Requirement → Continue the account of the Mormon emigrant camp at Sycamore Grove from the point where it stops.

# Extracted text start

Hunt, to whom the sale offer had been made, looked over the cattle and reasoned that there was enough stock, if sold for meat in the mines, to fully pay Williams' price. Four years later when the Mormons were three months or more from home, Williams doubled his asking price.
Ranching income had picked up since his earlier conversations with Hunt.
In the camp at Sycamore Grove there were around 450 persons plus sizable animal herds. The prospective settlers had come in 150 wagons which had been drawn by nearly 600 oxen and over 50 mules.

100 HORSES

There were also over 100 horses, most of which had been ridden overland by their owners, though the bulk of the horse herd was designed for farm work. Several had been harnessed to buggies and light wagons, there being numerous conveyances in the emigrant group in addition to the covered wagons that served as homes on wheels.
Inside these prairie schooners were the clothing, household implements, bedding and furniture of the settlers. Often a cook stove was in the wagonbed, a stovepipe protruding through the canvas cover while water barrels, plows and other farm implements were lashed outside.

# Extracted text end
# Given entries start

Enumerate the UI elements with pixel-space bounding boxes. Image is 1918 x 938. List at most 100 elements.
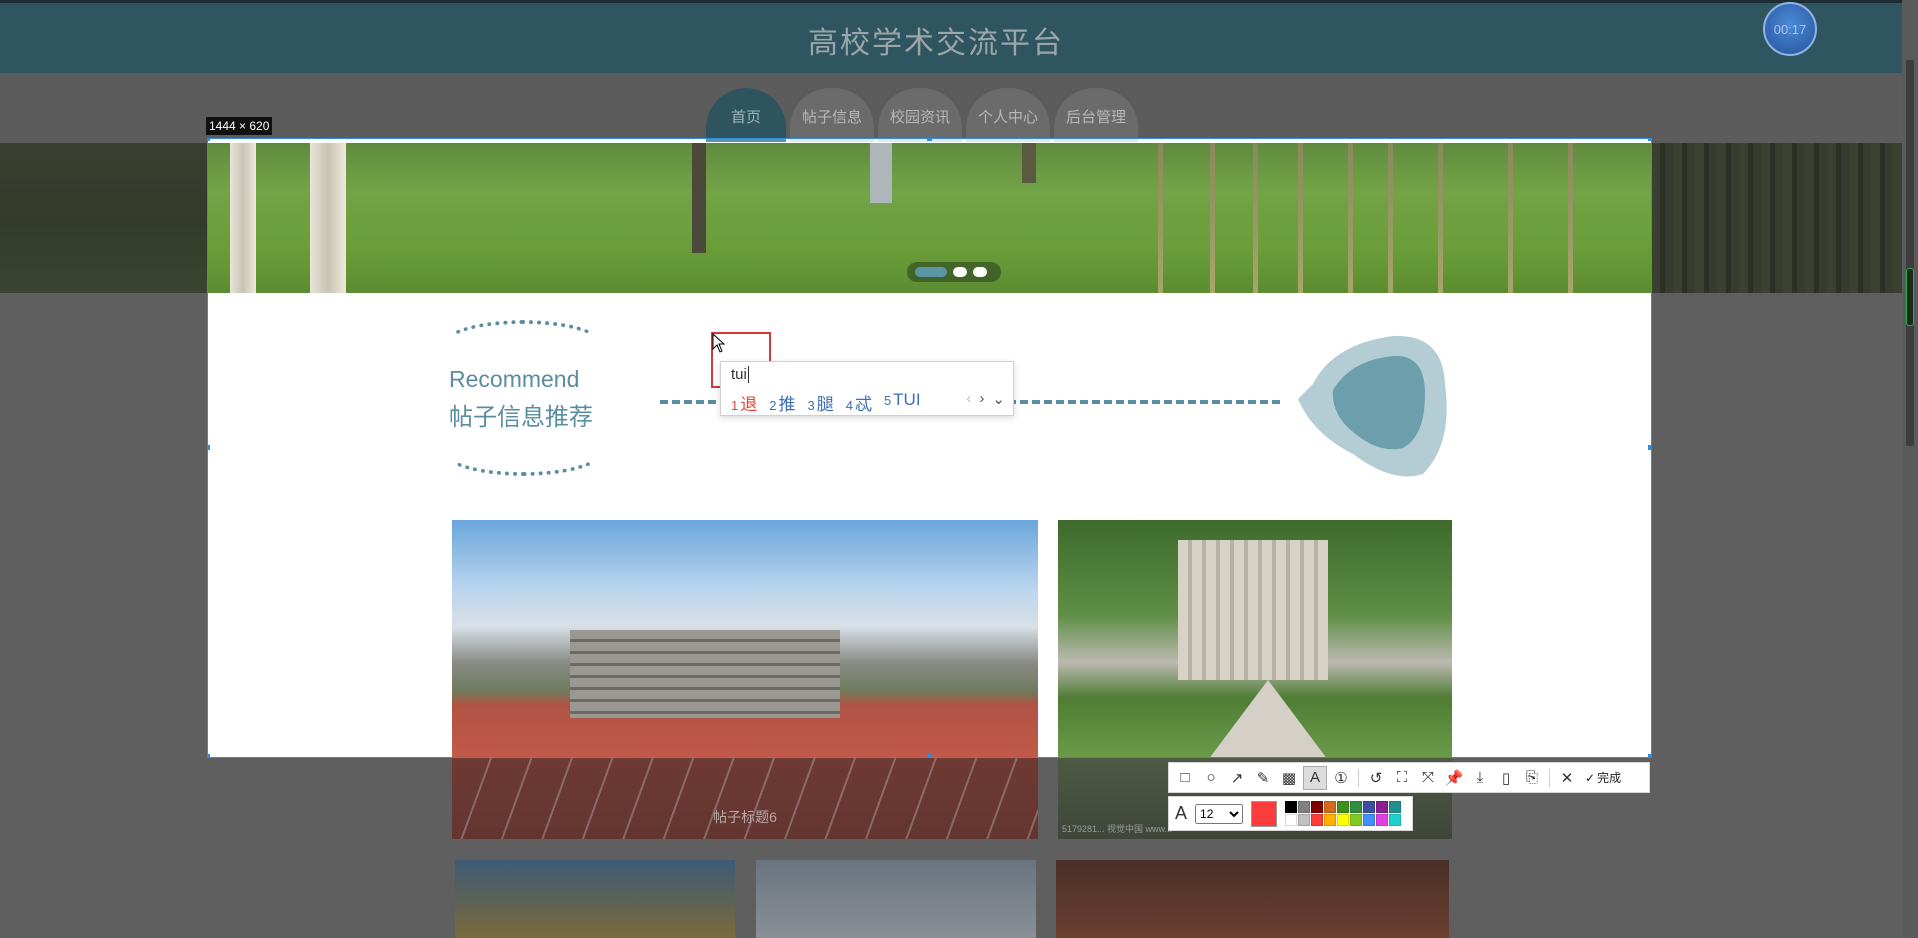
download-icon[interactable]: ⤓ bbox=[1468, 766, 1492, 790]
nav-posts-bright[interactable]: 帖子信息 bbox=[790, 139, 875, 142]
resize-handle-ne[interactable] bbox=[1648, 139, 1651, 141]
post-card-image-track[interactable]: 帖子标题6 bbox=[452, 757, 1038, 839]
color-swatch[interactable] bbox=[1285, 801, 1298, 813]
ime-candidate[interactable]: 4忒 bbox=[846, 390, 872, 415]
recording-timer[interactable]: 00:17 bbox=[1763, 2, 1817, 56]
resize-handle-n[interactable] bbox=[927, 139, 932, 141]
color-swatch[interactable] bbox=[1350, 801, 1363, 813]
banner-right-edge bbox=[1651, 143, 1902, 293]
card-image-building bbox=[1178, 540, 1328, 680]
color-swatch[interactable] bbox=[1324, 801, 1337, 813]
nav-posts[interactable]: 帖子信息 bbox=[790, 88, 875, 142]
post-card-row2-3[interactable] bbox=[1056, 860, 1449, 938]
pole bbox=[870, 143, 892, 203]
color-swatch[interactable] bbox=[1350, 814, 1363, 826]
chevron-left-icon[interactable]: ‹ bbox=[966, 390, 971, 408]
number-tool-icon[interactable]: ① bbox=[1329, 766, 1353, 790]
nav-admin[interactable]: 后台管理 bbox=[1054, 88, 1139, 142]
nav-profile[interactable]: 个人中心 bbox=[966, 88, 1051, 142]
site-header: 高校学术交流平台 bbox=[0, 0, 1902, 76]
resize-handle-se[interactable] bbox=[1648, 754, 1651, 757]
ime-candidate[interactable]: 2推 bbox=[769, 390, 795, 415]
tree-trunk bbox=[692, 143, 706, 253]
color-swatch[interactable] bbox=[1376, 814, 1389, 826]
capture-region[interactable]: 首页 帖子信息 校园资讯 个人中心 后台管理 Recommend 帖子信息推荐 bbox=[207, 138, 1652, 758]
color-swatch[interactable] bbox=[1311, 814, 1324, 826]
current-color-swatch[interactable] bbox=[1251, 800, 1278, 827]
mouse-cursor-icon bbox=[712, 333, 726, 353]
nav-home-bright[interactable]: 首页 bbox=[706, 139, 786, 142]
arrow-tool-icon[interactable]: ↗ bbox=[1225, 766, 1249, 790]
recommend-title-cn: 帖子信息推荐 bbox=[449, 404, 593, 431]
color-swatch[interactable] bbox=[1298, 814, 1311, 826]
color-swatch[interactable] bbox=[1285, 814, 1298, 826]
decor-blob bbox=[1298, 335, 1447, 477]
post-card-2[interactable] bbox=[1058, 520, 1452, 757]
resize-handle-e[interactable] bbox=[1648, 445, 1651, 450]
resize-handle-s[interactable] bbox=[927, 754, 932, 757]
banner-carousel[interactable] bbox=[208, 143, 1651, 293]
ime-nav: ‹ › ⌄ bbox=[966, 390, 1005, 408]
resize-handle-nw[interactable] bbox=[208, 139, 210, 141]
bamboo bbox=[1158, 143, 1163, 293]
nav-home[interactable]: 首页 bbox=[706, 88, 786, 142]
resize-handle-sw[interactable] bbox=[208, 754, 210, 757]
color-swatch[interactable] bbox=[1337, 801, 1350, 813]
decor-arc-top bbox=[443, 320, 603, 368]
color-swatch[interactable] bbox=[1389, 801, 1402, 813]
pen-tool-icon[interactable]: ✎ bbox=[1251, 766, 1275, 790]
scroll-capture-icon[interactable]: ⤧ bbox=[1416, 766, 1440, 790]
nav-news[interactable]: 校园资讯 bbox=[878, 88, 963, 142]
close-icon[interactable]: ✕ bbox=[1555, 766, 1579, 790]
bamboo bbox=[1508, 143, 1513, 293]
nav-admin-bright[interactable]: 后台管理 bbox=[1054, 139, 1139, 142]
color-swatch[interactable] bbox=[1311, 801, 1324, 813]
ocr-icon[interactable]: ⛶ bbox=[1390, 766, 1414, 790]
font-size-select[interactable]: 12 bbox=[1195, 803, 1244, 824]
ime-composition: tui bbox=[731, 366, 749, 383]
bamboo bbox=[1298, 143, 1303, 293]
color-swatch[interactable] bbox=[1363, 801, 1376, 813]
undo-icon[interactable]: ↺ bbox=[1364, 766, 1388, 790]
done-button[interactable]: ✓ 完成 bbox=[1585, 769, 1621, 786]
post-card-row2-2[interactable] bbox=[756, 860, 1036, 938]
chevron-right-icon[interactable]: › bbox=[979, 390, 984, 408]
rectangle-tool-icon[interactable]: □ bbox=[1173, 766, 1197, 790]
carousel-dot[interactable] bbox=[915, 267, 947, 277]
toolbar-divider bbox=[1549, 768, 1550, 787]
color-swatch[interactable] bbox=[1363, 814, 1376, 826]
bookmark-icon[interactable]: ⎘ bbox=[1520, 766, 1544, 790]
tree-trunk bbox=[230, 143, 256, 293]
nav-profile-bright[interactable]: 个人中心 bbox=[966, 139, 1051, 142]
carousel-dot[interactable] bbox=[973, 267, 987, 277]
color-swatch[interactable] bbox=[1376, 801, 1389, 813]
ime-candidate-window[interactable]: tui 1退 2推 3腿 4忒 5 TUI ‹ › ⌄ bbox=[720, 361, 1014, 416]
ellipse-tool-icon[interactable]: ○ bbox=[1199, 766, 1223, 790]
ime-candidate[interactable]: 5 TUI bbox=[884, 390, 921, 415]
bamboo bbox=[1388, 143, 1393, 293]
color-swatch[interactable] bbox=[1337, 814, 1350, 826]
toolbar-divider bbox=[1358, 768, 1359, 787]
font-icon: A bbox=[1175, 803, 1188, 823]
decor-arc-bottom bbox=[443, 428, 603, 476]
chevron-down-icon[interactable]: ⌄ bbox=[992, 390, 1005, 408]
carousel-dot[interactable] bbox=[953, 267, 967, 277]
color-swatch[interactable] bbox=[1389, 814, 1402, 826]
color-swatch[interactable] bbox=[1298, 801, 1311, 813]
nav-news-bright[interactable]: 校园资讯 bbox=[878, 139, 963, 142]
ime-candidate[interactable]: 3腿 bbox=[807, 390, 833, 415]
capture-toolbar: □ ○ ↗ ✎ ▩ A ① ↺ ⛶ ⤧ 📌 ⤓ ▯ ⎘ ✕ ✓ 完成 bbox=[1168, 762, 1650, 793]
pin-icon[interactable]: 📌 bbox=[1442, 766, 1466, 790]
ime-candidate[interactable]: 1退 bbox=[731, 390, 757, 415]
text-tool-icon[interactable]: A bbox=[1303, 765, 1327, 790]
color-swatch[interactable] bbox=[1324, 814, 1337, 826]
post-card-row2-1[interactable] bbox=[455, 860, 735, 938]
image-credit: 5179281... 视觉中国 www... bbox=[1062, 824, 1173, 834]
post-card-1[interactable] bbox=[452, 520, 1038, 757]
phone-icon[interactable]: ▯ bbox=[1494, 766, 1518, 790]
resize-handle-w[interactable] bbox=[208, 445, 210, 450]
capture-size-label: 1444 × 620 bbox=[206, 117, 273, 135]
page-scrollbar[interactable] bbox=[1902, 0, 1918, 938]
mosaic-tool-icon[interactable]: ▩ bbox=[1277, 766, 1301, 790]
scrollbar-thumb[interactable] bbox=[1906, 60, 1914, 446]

# Given entries end
# Given entries start

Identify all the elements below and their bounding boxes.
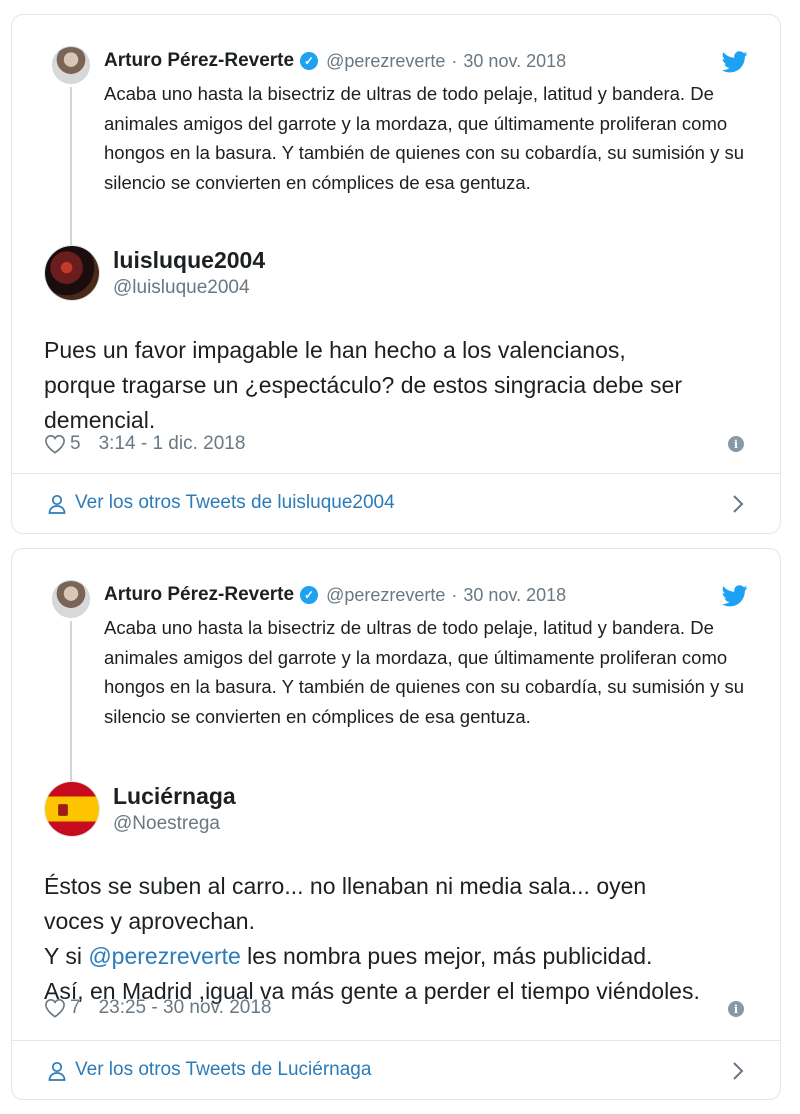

# Given entries end

Result →
There were many steep grades to cross, on which it was customary for the multiple teams of two wagons to be hitched to a single heavy vehicle. At these rocky grades there were habitual halts both while doubled teams made the two trips and while the men "shortened wagons," which meant moving the wheel sets closer together to prevent hanging up in sharp, pitchy terrain.
Sixteen miles was about the [extent] of a 1 day's travel even over favorable terrain with good tough ox teams.

LORD'S BIDDING

During the 90 days or more of the trek the Mormon colonists, inspired with the belief they were doing the Lord's bidding, were a cheerful group. Even after hours of jolting travel through rough country there was merriment.
Instead of 80,000 acres the Mormons bought only 40,000. The balance was held by the Lugos under a "permit to occupy" and not a true title. The United States land commission, however, permitted the Mormons to select what part of the vast rancho they desired.
Title passed to Lyman and Rich who were, in a sense, trustees. Louis Rubidoux who held Jurupa Rancho alongside Bandini, advanced money for the Mormons to complete the purchase. There was left, however, a big mortgage, and the prevailing interest rate in California was around 30 per cent annually; so it was imperative to pay as soon as possible.

CAMPERS MOVE

No sooner had the sale been made than the campers started moving onto the new land. There was no time to wait for surveys. Cabins, small ones, were erected. They could be moved later when streets and roads were plotted. No time was lost in sowing fall grain to take advantage of the rainy season.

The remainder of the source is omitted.